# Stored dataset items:
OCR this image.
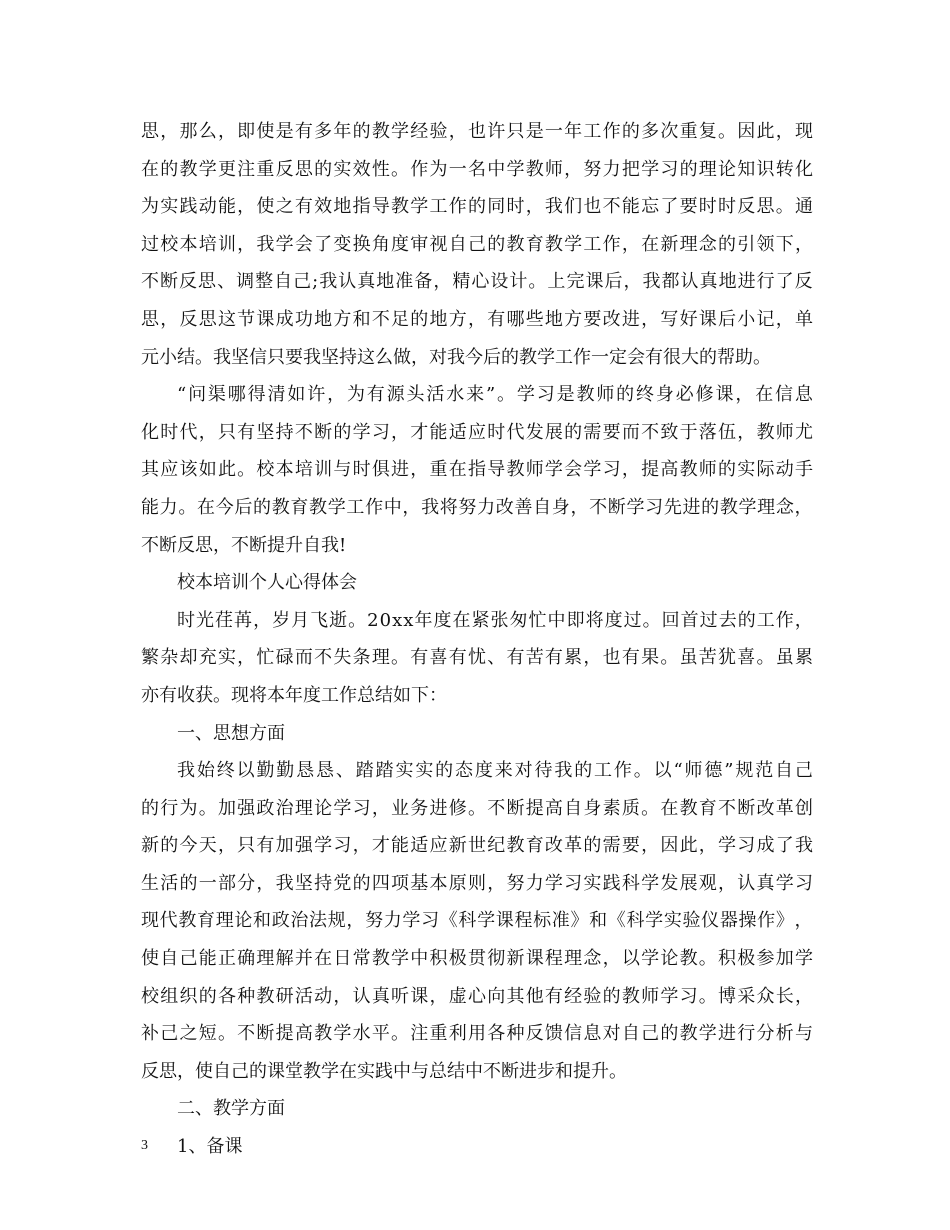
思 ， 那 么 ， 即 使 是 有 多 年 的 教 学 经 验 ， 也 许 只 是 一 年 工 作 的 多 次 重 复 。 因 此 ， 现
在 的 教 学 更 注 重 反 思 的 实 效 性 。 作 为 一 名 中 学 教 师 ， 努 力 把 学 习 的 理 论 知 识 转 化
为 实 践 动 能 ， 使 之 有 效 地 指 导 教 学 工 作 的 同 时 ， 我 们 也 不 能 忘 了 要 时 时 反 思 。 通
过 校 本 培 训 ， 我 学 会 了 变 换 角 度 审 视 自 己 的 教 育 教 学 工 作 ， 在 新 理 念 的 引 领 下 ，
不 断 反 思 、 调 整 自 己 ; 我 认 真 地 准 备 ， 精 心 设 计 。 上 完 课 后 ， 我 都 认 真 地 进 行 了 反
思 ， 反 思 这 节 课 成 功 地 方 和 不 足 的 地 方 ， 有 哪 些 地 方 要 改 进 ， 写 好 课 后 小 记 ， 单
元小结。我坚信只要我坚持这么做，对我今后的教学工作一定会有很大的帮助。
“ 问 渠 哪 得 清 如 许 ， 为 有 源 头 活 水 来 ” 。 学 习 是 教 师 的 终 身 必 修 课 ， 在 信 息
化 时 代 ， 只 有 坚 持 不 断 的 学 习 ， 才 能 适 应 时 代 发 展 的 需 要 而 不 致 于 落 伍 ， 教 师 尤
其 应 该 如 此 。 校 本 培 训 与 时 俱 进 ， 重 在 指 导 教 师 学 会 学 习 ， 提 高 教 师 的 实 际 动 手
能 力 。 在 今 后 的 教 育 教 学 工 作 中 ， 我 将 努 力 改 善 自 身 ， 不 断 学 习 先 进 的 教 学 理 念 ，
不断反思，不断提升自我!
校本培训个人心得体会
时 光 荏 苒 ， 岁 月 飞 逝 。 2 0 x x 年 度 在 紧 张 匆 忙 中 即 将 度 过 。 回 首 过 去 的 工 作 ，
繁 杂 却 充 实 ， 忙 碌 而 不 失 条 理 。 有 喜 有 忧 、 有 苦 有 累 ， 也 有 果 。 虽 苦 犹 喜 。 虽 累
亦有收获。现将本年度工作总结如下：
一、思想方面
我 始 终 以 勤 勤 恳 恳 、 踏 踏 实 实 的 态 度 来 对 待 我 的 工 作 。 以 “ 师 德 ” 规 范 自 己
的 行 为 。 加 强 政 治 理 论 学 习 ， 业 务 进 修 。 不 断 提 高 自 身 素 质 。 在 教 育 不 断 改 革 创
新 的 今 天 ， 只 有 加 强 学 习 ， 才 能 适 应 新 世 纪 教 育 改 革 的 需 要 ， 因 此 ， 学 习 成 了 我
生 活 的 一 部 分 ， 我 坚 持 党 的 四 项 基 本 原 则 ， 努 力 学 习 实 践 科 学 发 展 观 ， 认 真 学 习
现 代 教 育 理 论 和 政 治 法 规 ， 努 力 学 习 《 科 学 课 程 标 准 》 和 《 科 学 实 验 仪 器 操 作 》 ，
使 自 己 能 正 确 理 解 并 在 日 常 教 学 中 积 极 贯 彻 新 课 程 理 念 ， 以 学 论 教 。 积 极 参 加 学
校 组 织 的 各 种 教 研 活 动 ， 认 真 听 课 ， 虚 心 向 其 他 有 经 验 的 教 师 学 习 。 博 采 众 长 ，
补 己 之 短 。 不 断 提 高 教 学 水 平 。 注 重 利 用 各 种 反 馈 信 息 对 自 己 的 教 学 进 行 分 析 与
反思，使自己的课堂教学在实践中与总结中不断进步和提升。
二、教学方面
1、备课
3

# Directions for this task:
Set the listing down in full and exactly. Pictures within it should not appear in the copy.

# Finished exercise:
OCR this image.
思 ， 那 么 ， 即 使 是 有 多 年 的 教 学 经 验 ， 也 许 只 是 一 年 工 作 的 多 次 重 复 。 因 此 ， 现
在 的 教 学 更 注 重 反 思 的 实 效 性 。 作 为 一 名 中 学 教 师 ， 努 力 把 学 习 的 理 论 知 识 转 化
为 实 践 动 能 ， 使 之 有 效 地 指 导 教 学 工 作 的 同 时 ， 我 们 也 不 能 忘 了 要 时 时 反 思 。 通
过 校 本 培 训 ， 我 学 会 了 变 换 角 度 审 视 自 己 的 教 育 教 学 工 作 ， 在 新 理 念 的 引 领 下 ，
不 断 反 思 、 调 整 自 己 ; 我 认 真 地 准 备 ， 精 心 设 计 。 上 完 课 后 ， 我 都 认 真 地 进 行 了 反
思 ， 反 思 这 节 课 成 功 地 方 和 不 足 的 地 方 ， 有 哪 些 地 方 要 改 进 ， 写 好 课 后 小 记 ， 单
元小结。我坚信只要我坚持这么做，对我今后的教学工作一定会有很大的帮助。
“ 问 渠 哪 得 清 如 许 ， 为 有 源 头 活 水 来 ” 。 学 习 是 教 师 的 终 身 必 修 课 ， 在 信 息
化 时 代 ， 只 有 坚 持 不 断 的 学 习 ， 才 能 适 应 时 代 发 展 的 需 要 而 不 致 于 落 伍 ， 教 师 尤
其 应 该 如 此 。 校 本 培 训 与 时 俱 进 ， 重 在 指 导 教 师 学 会 学 习 ， 提 高 教 师 的 实 际 动 手
能 力 。 在 今 后 的 教 育 教 学 工 作 中 ， 我 将 努 力 改 善 自 身 ， 不 断 学 习 先 进 的 教 学 理 念 ，
不断反思，不断提升自我!
校本培训个人心得体会
时 光 荏 苒 ， 岁 月 飞 逝 。 2 0 x x 年 度 在 紧 张 匆 忙 中 即 将 度 过 。 回 首 过 去 的 工 作 ，
繁 杂 却 充 实 ， 忙 碌 而 不 失 条 理 。 有 喜 有 忧 、 有 苦 有 累 ， 也 有 果 。 虽 苦 犹 喜 。 虽 累
亦有收获。现将本年度工作总结如下：
一、思想方面
我 始 终 以 勤 勤 恳 恳 、 踏 踏 实 实 的 态 度 来 对 待 我 的 工 作 。 以 “ 师 德 ” 规 范 自 己
的 行 为 。 加 强 政 治 理 论 学 习 ， 业 务 进 修 。 不 断 提 高 自 身 素 质 。 在 教 育 不 断 改 革 创
新 的 今 天 ， 只 有 加 强 学 习 ， 才 能 适 应 新 世 纪 教 育 改 革 的 需 要 ， 因 此 ， 学 习 成 了 我
生 活 的 一 部 分 ， 我 坚 持 党 的 四 项 基 本 原 则 ， 努 力 学 习 实 践 科 学 发 展 观 ， 认 真 学 习
现 代 教 育 理 论 和 政 治 法 规 ， 努 力 学 习 《 科 学 课 程 标 准 》 和 《 科 学 实 验 仪 器 操 作 》 ，
使 自 己 能 正 确 理 解 并 在 日 常 教 学 中 积 极 贯 彻 新 课 程 理 念 ， 以 学 论 教 。 积 极 参 加 学
校 组 织 的 各 种 教 研 活 动 ， 认 真 听 课 ， 虚 心 向 其 他 有 经 验 的 教 师 学 习 。 博 采 众 长 ，
补 己 之 短 。 不 断 提 高 教 学 水 平 。 注 重 利 用 各 种 反 馈 信 息 对 自 己 的 教 学 进 行 分 析 与
反思，使自己的课堂教学在实践中与总结中不断进步和提升。
二、教学方面
1、备课
3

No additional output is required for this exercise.